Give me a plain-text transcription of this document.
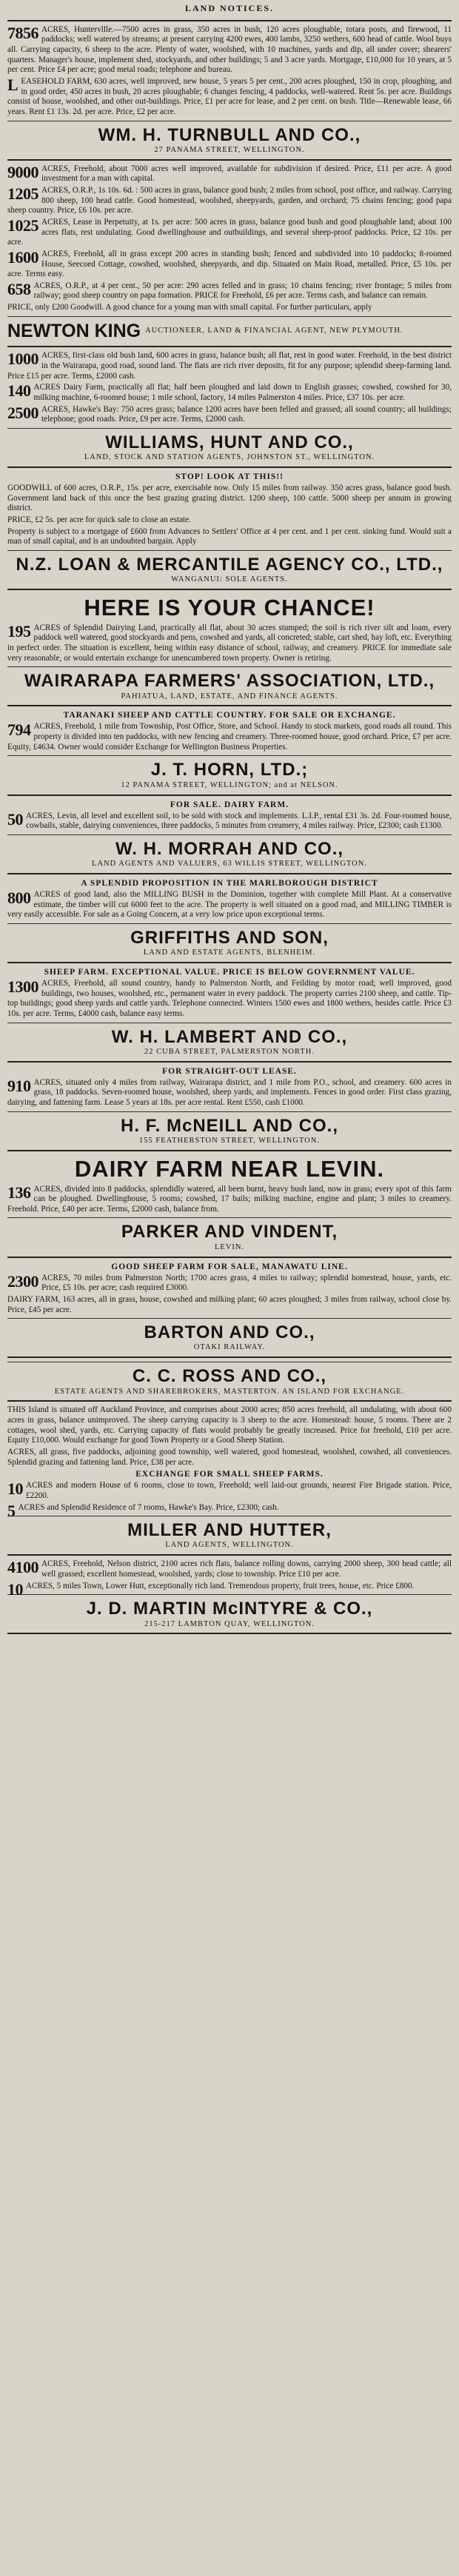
LAND NOTICES.
7856 ACRES, Huntervllle.—7500 acres in grass, 350 acres in bush, 120 acres ploughable, totara posts, and firewood, 11 paddocks; well watered by streams; at present carrying 4200 ewes, 400 lambs, 3250 wethers, 600 head of cattle. Wool buys all. Carrying capacity, 6 sheep to the acre. Plenty of water, woolshed, with 10 machines, yards and dip, all under cover; shearers' quarters. Manager's house, implement shed, stockyards, and other buildings; 5 and 3 acre yards. Mortgage, £10,000 for 10 years, at 5 per cent. Price £4 per acre; good metal roads; telephone and bureau.
LEASEHOLD FARM, 630 acres, well improved, new house, 5 years 5 per cent., 200 acres ploughed, 150 in crop, ploughing, and in good order, 450 acres in bush, 20 acres ploughable; 6 changes fencing, 4 paddocks, well-watered. Rent 5s. per acre. Buildings consist of house, woolshed, and other out-buildings. Price, £1 per acre for lease, and 2 per cent. on bush. Title—Renewable lease, 66 years. Rent £1 13s. 2d. per acre. Price, £2 per acre.
WM. H. TURNBULL AND CO.,
27 PANAMA STREET, WELLINGTON.
9000 ACRES, Freehold, about 7000 acres well improved, available for subdivision if desired. Price, £11 per acre. A good investment for a man with capital.
1205 ACRES, O.R.P., 1s 10s. 6d. : 500 acres in grass, balance good bush; 2 miles from school, post office, and railway. Carrying 800 sheep, 100 head cattle. Good homestead, woolshed, sheepyards, garden, and orchard; 75 chains fencing; good papa sheep country. Price, £6 10s. per acre.
1025 ACRES, Lease in Perpetuity, at 1s. per acre: 500 acres in grass, balance good bush and good ploughable land; about 100 acres flats, rest undulating. Good dwellinghouse and outbuildings, and several sheep-proof paddocks. Price, £2 10s. per acre.
1600 ACRES, Freehold, all in grass except 200 acres in standing bush; fenced and subdivided into 10 paddocks; 8-roomed House, Seecoed Cottage, cowshed, woolshed, sheepyards, and dip. Situated on Main Road, metalled. Price, £5 10s. per acre. Terms easy.
658 ACRES, O.R.P., at 4 per cent., 50 per acre: 290 acres felled and in grass; 10 chains fencing; river frontage; 5 miles from railway; good sheep country on papa formation. PRICE for Freehold, £6 per acre. Terms cash, and balance can remain.
PRICE, only £200 Goodwill. A good chance for a young man with small capital. For further particulars, apply
NEWTON KING AUCTIONEER, LAND & FINANCIAL AGENT, NEW PLYMOUTH.
1000 ACRES, first-class old bush land, 600 acres in grass, balance bush; all flat, rest in good water. Freehold, in the best district in the Wairarapa, good road, sound land. The flats are rich river deposits, fit for any purpose; splendid sheep-farming land. Price £15 per acre. Terms, £2000 cash.
140 ACRES Dairy Farm, practically all flat; half been ploughed and laid down to English grasses; cowshed, cowshed for 30, milking machine, 6-roomed house; 1 mile school, factory, 14 miles Palmerston 4 miles. Price, £37 10s. per acre.
2500 ACRES, Hawke's Bay: 750 acres grass; balance 1200 acres have been felled and grassed; all sound country; all buildings; telephone; good roads. Price, £9 per acre. Terms, £2000 cash.
WILLIAMS, HUNT AND CO.,
LAND, STOCK AND STATION AGENTS, JOHNSTON ST., WELLINGTON.
STOP! LOOK AT THIS!!
GOODWILL of 600 acres, O.R.P., 15s. per acre, exercisable now. Only 15 miles from railway. 350 acres grass, balance good bush. Government land back of this once the best grazing grazing district. 1200 sheep, 100 cattle. 5000 sheep per annum in growing district.
PRICE, £2 5s. per acre for quick sale to close an estate.
Property is subject to a mortgage of £600 from Advances to Settlers' Office at 4 per cent. and 1 per cent. sinking fund. Would suit a man of small capital, and is an undoubted bargain. Apply
N.Z. LOAN & MERCANTILE AGENCY CO., LTD.,
WANGANUI: SOLE AGENTS.
HERE IS YOUR CHANCE!
195 ACRES of Splendid Dairying Land, practically all flat, about 30 acres stumped; the soil is rich river silt and loam, every paddock well watered, good stockyards and pens, cowshed and yards, all concreted; stable, cart shed, hay loft, etc. Everything in perfect order. The situation is excellent, being within easy distance of school, railway, and creamery. PRICE for immediate sale very reasonable, or would entertain exchange for unencumbered town property. Owner is retiring.
WAIRARAPA FARMERS' ASSOCIATION, LTD.,
PAHIATUA, LAND, ESTATE, AND FINANCE AGENTS.
TARANAKI SHEEP AND CATTLE COUNTRY. FOR SALE OR EXCHANGE.
794 ACRES, Freehold, 1 mile from Township, Post Office, Store, and School. Handy to stock markets, good roads all round. This property is divided into ten paddocks, with new fencing and creamery. Three-roomed house, good orchard. Price, £7 per acre. Equity, £4634. Owner would consider Exchange for Wellington Business Properties.
J. T. HORN, LTD.;
12 PANAMA STREET, WELLINGTON; and at NELSON.
FOR SALE. DAIRY FARM.
50 ACRES, Levin, all level and excellent soil, to be sold with stock and implements. L.I.P., rental £31 3s. 2d. Four-roomed house, cowbails, stable, dairying conveniences, three paddocks, 5 minutes from creamery, 4 miles railway. Price, £2300; cash £1300.
W. H. MORRAH AND CO.,
LAND AGENTS AND VALUERS, 63 WILLIS STREET, WELLINGTON.
A SPLENDID PROPOSITION IN THE MARLBOROUGH DISTRICT
800 ACRES of good land, also the MILLING BUSH in the Dominion, together with complete Mill Plant. At a conservative estimate, the timber will cut 6000 feet to the acre. The property is well situated on a good road, and MILLING TIMBER is very easily accessible. For sale as a Going Concern, at a very low price upon exceptional terms.
GRIFFITHS AND SON,
LAND AND ESTATE AGENTS, BLENHEIM.
SHEEP FARM. EXCEPTIONAL VALUE. PRICE IS BELOW GOVERNMENT VALUE.
1300 ACRES, Freehold, all sound country, handy to Palmerston North, and Feilding by motor road; well improved, good buildings, two houses, woolshed, etc., permanent water in every paddock. The property carries 2100 sheep, and cattle. Tip-top buildings; good sheep yards and cattle yards. Telephone connected. Winters 1500 ewes and 1800 wethers, besides cattle. Price £3 10s. per acre. Terms, £4000 cash, balance easy terms.
W. H. LAMBERT AND CO.,
22 CUBA STREET, PALMERSTON NORTH.
FOR STRAIGHT-OUT LEASE.
910 ACRES, situated only 4 miles from railway, Wairarapa district, and 1 mile from P.O., school, and creamery. 600 acres in grass, 18 paddocks. Seven-roomed house, woolshed, sheep yards, and implements. Fences in good order. First class grazing, dairying, and fattening farm. Lease 5 years at 18s. per acre rental. Rent £550, cash £1000.
H. F. McNEILL AND CO.,
155 FEATHERSTON STREET, WELLINGTON.
DAIRY FARM NEAR LEVIN.
136 ACRES, divided into 8 paddocks, splendidly watered, all been burnt, heavy bush land, now in grass; every spot of this farm can be ploughed. Dwellinghouse, 5 rooms; cowshed, 17 bails; milking machine, engine and plant; 3 miles to creamery. Freehold. Price, £40 per acre. Terms, £2000 cash, balance from.
PARKER AND VINDENT,
LEVIN.
GOOD SHEEP FARM FOR SALE, MANAWATU LINE.
2300 ACRES, 70 miles from Palmerston North; 1700 acres grass, 4 miles to railway; splendid homestead, house, yards, etc. Price, £5 10s. per acre; cash required £3000.
DAIRY FARM, 163 acres, all in grass, house, cowshed and milking plant; 60 acres ploughed; 3 miles from railway, school close by. Price, £45 per acre.
BARTON AND CO.,
OTAKI RAILWAY.
C. C. ROSS AND CO.,
ESTATE AGENTS AND SHAREBROKERS, MASTERTON. AN ISLAND FOR EXCHANGE.
THIS Island is situated off Auckland Province, and comprises about 2000 acres; 850 acres freehold, all undulating, with about 600 acres in grass, balance unimproved. The sheep carrying capacity is 3 sheep to the acre. Homestead: house, 5 rooms. There are 2 cottages, wool shed, yards, etc. Carrying capacity of flats would probably be greatly increased. Price for freehold, £10 per acre. Equity £10,000. Would exchange for good Town Property or a Good Sheep Station.
ACRES, all grass, five paddocks, adjoining good township, well watered, good homestead, woolshed, cowshed, all conveniences. Splendid grazing and fattening land. Price, £38 per acre.
EXCHANGE FOR SMALL SHEEP FARMS.
10 ACRES and modern House of 6 rooms, close to town, Freehold; well laid-out grounds, nearest Fire Brigade station. Price, £2200.
5 ACRES and Splendid Residence of 7 rooms, Hawke's Bay. Price, £2300; cash.
MILLER AND HUTTER,
LAND AGENTS, WELLINGTON.
4100 ACRES, Freehold, Nelson district, 2100 acres rich flats, balance rolling downs, carrying 2000 sheep, 300 head cattle; all well grassed; excellent homestead, woolshed, yards; close to township. Price £10 per acre.
10 ACRES, 5 miles Town, Lower Hutt, exceptionally rich land. Tremendous property, fruit trees, house, etc. Price £800.
J. D. MARTIN McINTYRE & CO.,
215-217 LAMBTON QUAY, WELLINGTON.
- - - - -
= CHALLENGE =
From the records above, pull out each line that has "sound".

= ANSWER BELOW =
1000 ACRES, first-class old bush land, 600 acres in grass, balance bush; all flat, rest in good water. Freehold, in the best district in the Wairarapa, good road, sound land. The flats are rich river deposits, fit for any purpose; splendid sheep-farming land. Price £15 per acre. Terms, £2000 cash.
2500 ACRES, Hawke's Bay: 750 acres grass; balance 1200 acres have been felled and grassed; all sound country; all buildings; telephone; good roads. Price, £9 per acre. Terms, £2000 cash.
1300 ACRES, Freehold, all sound country, handy to Palmerston North, and Feilding by motor road; well improved, good buildings, two houses, woolshed, etc., permanent water in every paddock. The property carries 2100 sheep, and cattle. Tip-top buildings; good sheep yards and cattle yards. Telephone connected. Winters 1500 ewes and 1800 wethers, besides cattle. Price £3 10s. per acre. Terms, £4000 cash, balance easy terms.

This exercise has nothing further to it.